■ **Problem**
Copy out every line in the entries below that includes "nhau".
•••••
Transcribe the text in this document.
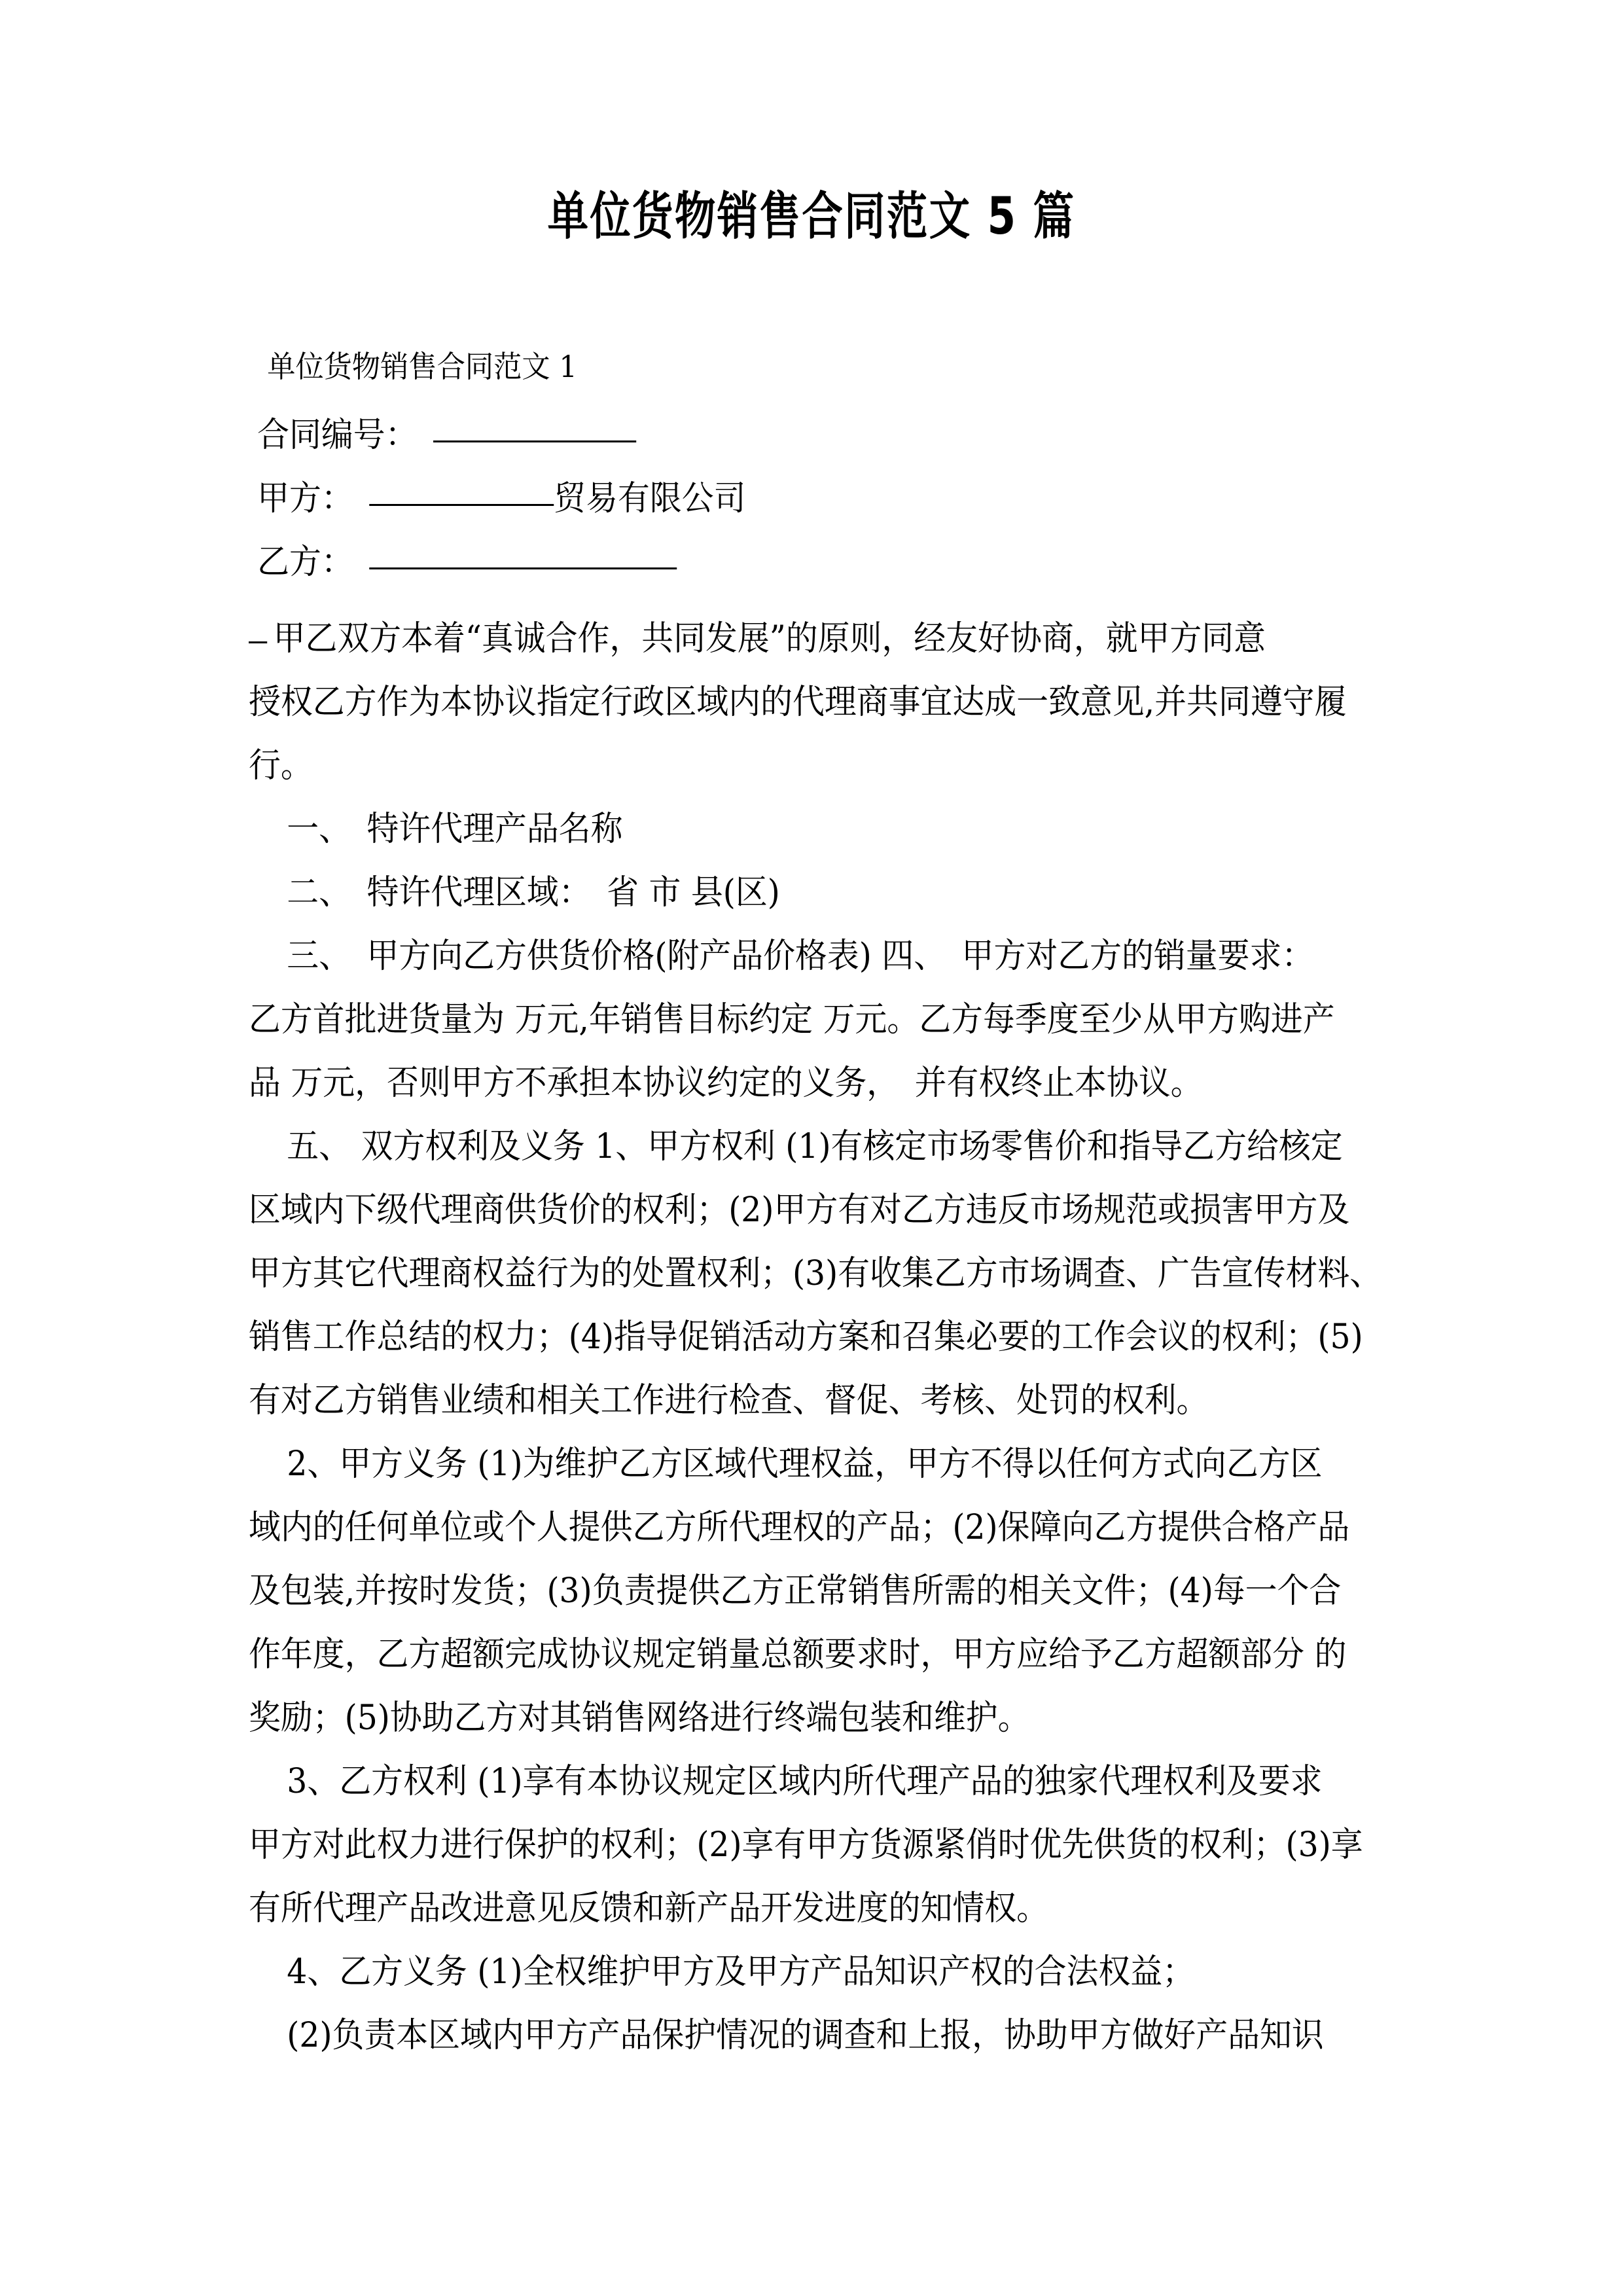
单位货物销售合同范文 5 篇
单位货物销售合同范文 1
合同编号：
甲方：	贸易有限公司
乙方：
甲乙双方本着“真诚合作，共同发展”的原则，经友好协商，就甲方同意
授权乙方作为本协议指定行政区域内的代理商事宜达成一致意见,并共同遵守履
行。
一、　特许代理产品名称
二、　特许代理区域：　省 市 县(区)
三、　甲方向乙方供货价格(附产品价格表) 四、　甲方对乙方的销量要求：
乙方首批进货量为 万元,年销售目标约定 万元。乙方每季度至少从甲方购进产
品 万元，否则甲方不承担本协议约定的义务，　并有权终止本协议。
五、 双方权利及义务 1、甲方权利 (1)有核定市场零售价和指导乙方给核定
区域内下级代理商供货价的权利；(2)甲方有对乙方违反市场规范或损害甲方及
甲方其它代理商权益行为的处置权利；(3)有收集乙方市场调查、广告宣传材料、
销售工作总结的权力；(4)指导促销活动方案和召集必要的工作会议的权利；(5)
有对乙方销售业绩和相关工作进行检查、督促、考核、处罚的权利。
2、甲方义务 (1)为维护乙方区域代理权益，甲方不得以任何方式向乙方区
域内的任何单位或个人提供乙方所代理权的产品；(2)保障向乙方提供合格产品
及包装,并按时发货；(3)负责提供乙方正常销售所需的相关文件；(4)每一个合
作年度，乙方超额完成协议规定销量总额要求时，甲方应给予乙方超额部分 的
奖励；(5)协助乙方对其销售网络进行终端包装和维护。
3、乙方权利 (1)享有本协议规定区域内所代理产品的独家代理权利及要求
甲方对此权力进行保护的权利；(2)享有甲方货源紧俏时优先供货的权利；(3)享
有所代理产品改进意见反馈和新产品开发进度的知情权。
4、乙方义务 (1)全权维护甲方及甲方产品知识产权的合法权益；
(2)负责本区域内甲方产品保护情况的调查和上报，协助甲方做好产品知识
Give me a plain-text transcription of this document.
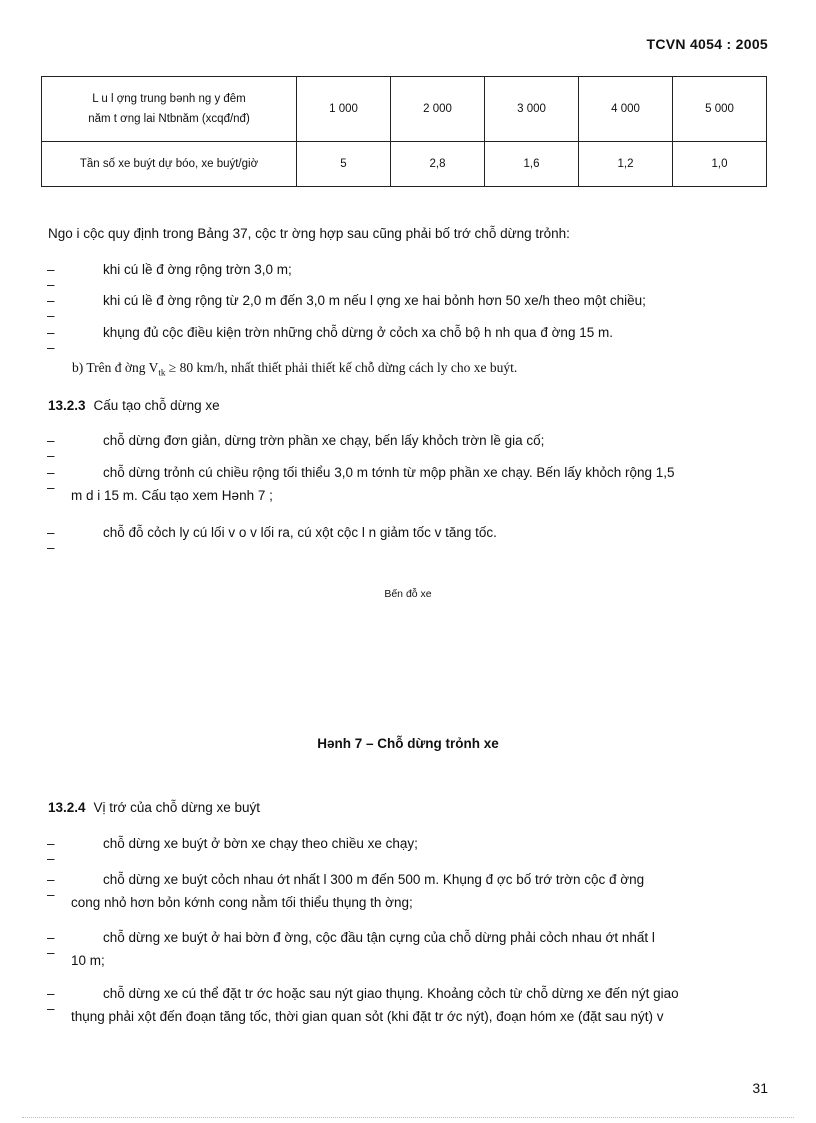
TCVN 4054 : 2005
L u l ợng trung bǝnh ng y đêm
năm t ơng lai Ntbnăm (xcqđ/nđ)	1 000	2 000	3 000	4 000	5 000
Tần số xe buýt dự bóo, xe buýt/giờ	5	2,8	1,6	1,2	1,0
Ngo i cộc quy định trong Bảng 37, cộc tr ờng hợp sau cũng phải bố trớ chỗ dừng trỏnh:
– –
khi cú lề đ ờng rộng trờn 3,0 m;
– –
khi cú lề đ ờng rộng từ 2,0 m đến 3,0 m nếu l ợng xe hai bỏnh hơn 50 xe/h theo một chiều;
– –
khụng đủ cộc điều kiện trờn những chỗ dừng ở cỏch xa chỗ bộ h nh qua đ ờng 15 m.
b) Trên đ ờng $V_{tk} \ge 80$ km/h, nhất thiết phải thiết kế chỗ dừng cách ly cho xe buýt.
13.2.3 Cấu tạo chỗ dừng xe
– –
chỗ dừng đơn giản, dừng trờn phần xe chạy, bến lấy khỏch trờn lề gia cố;
– –
chỗ dừng trỏnh cú chiều rộng tối thiểu 3,0 m tớnh từ mộp phần xe chạy. Bến lấy khỏch rộng 1,5
m d i 15 m. Cấu tạo xem Hǝnh 7 ;
– –
chỗ đỗ cỏch ly cú lối v o v lối ra, cú xột cộc l n giảm tốc v tăng tốc.
Bến đỗ xe
Hǝnh 7 – Chỗ dừng trỏnh xe
13.2.4 Vị trớ của chỗ dừng xe buýt
– –
chỗ dừng xe buýt ở bờn xe chạy theo chiều xe chạy;
– –
chỗ dừng xe buýt cỏch nhau ớt nhất l 300 m đến 500 m. Khụng đ ợc bố trớ trờn cộc đ ờng
cong nhỏ hơn bỏn kớnh cong nằm tối thiểu thụng th ờng;
– –
chỗ dừng xe buýt ở hai bờn đ ờng, cộc đầu tận cựng của chỗ dừng phải cỏch nhau ớt nhất l
10 m;
– –
chỗ dừng xe cú thể đặt tr ớc hoặc sau nýt giao thụng. Khoảng cỏch từ chỗ dừng xe đến nýt giao
thụng phải xột đến đoạn tăng tốc, thời gian quan sỏt (khi đặt tr ớc nýt), đoạn hóm xe (đặt sau nýt) v
31
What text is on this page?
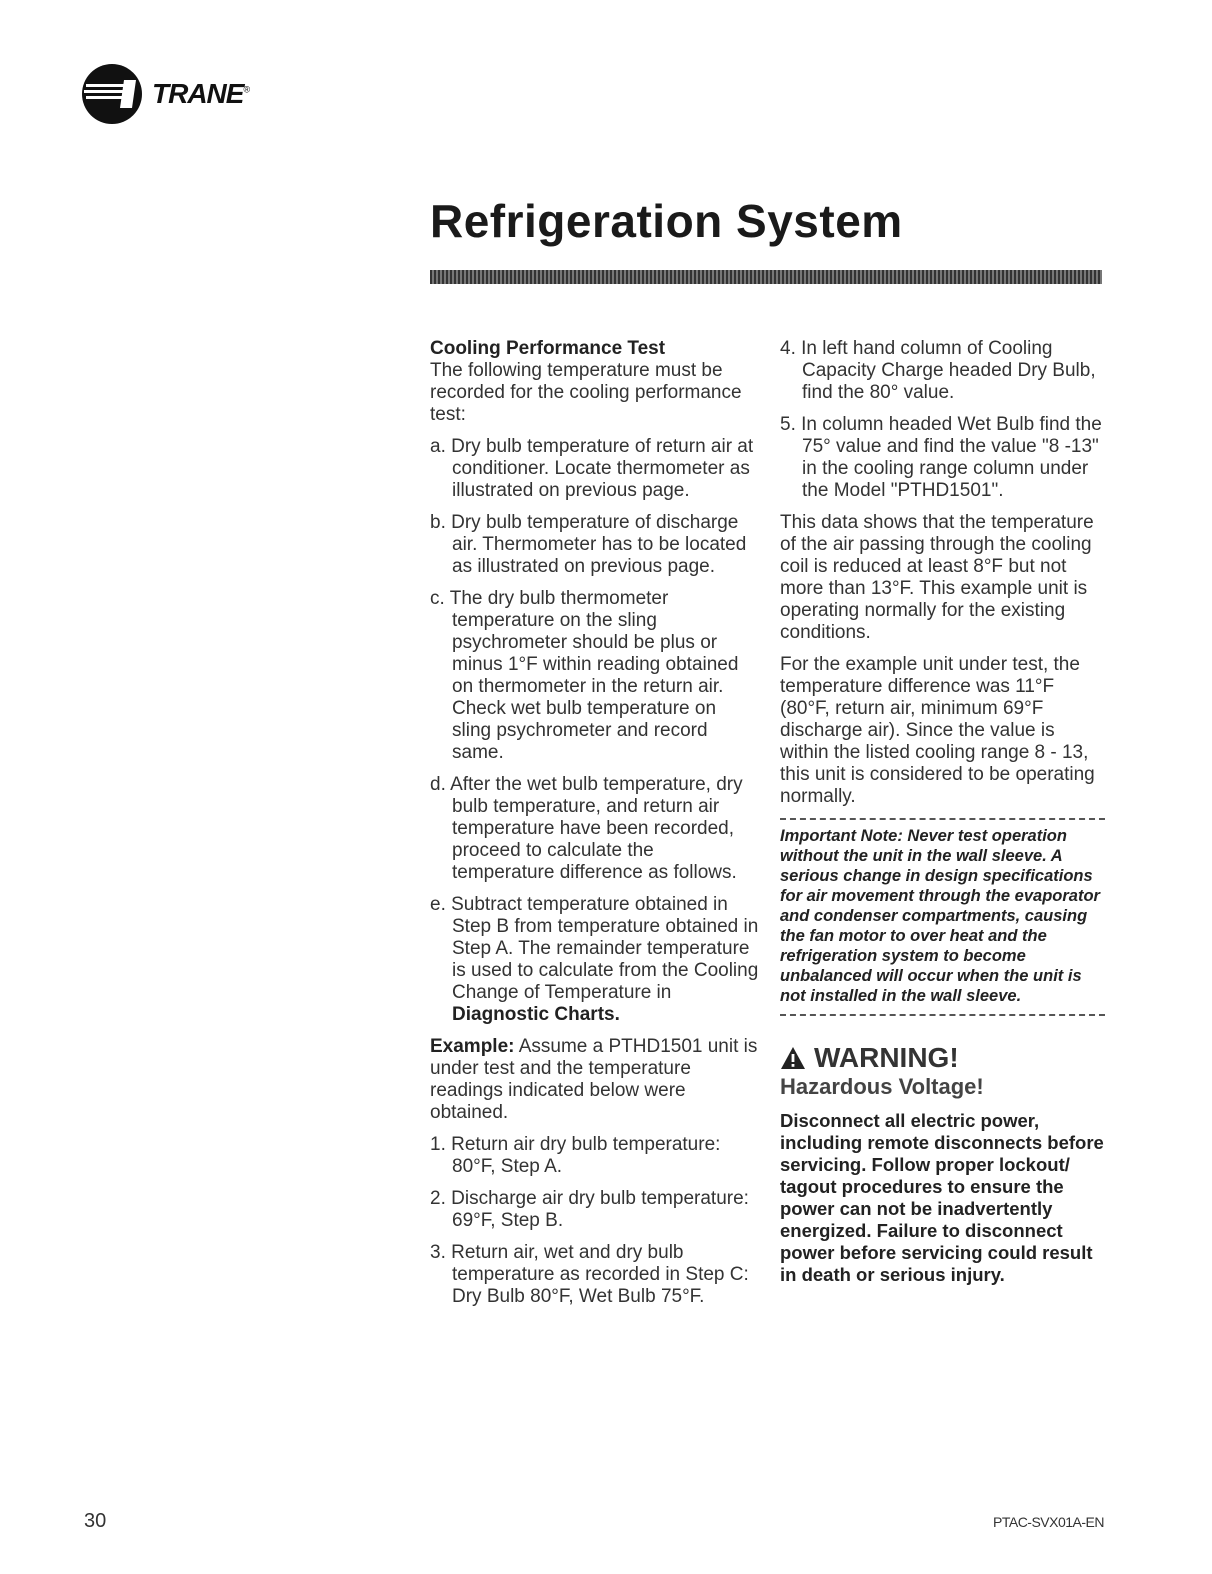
TRANE®
Refrigeration System
Cooling Performance Test

The following temperature must be recorded for the cooling performance test:

a. Dry bulb temperature of return air at conditioner. Locate thermometer as illustrated on previous page.

b. Dry bulb temperature of discharge air. Thermometer has to be located as illustrated on previous page.

c. The dry bulb thermometer temperature on the sling psychrometer should be plus or minus 1°F within reading obtained on thermometer in the return air. Check wet bulb temperature on sling psychrometer and record same.

d. After the wet bulb temperature, dry bulb temperature, and return air temperature have been recorded, proceed to calculate the temperature difference as follows.

e. Subtract temperature obtained in Step B from temperature obtained in Step A. The remainder temperature is used to calculate from the Cooling Change of Temperature in Diagnostic Charts.

Example: Assume a PTHD1501 unit is under test and the temperature readings indicated below were obtained.

1. Return air dry bulb temperature: 80°F, Step A.

2. Discharge air dry bulb temperature: 69°F, Step B.

3. Return air, wet and dry bulb temperature as recorded in Step C: Dry Bulb 80°F, Wet Bulb 75°F.

4. In left hand column of Cooling Capacity Charge headed Dry Bulb, find the 80° value.

5. In column headed Wet Bulb find the 75° value and find the value "8 -13" in the cooling range column under the Model "PTHD1501".

This data shows that the temperature of the air passing through the cooling coil is reduced at least 8°F but not more than 13°F. This example unit is operating normally for the existing conditions.

For the example unit under test, the temperature difference was 11°F (80°F, return air, minimum 69°F discharge air). Since the value is within the listed cooling range 8 - 13, this unit is considered to be operating normally.

Important Note: Never test operation without the unit in the wall sleeve. A serious change in design specifications for air movement through the evaporator and condenser compartments, causing the fan motor to over heat and the refrigeration system to become unbalanced will occur when the unit is not installed in the wall sleeve.
WARNING!
Hazardous Voltage!
Disconnect all electric power, including remote disconnects before servicing. Follow proper lockout/ tagout procedures to ensure the power can not be inadvertently energized. Failure to disconnect power before servicing could result in death or serious injury.
30	PTAC-SVX01A-EN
•••••
■ **Solution to the problem**
chỗ dừng xe buýt cỏch nhau ớt nhất l 300 m đến 500 m. Khụng đ ợc bố trớ trờn cộc đ ờng
chỗ dừng xe buýt ở hai bờn đ ờng, cộc đầu tận cựng của chỗ dừng phải cỏch nhau ớt nhất l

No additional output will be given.